> [Short exercise]:
Pick out every line in the data below that holds "distance".

++++ Records supplied ++++

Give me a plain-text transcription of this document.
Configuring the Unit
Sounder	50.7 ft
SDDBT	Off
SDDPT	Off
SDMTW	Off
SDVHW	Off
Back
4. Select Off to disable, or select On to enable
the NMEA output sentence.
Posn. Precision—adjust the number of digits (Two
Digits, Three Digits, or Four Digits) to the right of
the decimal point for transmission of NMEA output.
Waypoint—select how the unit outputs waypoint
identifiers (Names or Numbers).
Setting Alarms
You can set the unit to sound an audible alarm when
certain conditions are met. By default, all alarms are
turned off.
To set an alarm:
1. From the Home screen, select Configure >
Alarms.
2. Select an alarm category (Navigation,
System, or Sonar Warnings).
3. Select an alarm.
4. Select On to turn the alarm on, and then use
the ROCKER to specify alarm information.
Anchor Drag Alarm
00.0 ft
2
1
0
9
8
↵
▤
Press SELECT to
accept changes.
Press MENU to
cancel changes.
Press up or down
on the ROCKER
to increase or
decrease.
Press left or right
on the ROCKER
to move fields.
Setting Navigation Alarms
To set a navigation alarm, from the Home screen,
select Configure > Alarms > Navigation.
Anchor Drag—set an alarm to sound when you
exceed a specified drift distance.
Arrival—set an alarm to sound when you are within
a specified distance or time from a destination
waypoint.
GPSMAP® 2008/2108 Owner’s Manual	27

++++

> [Output]:
exceed a specified drift distance.
a specified distance or time from a destination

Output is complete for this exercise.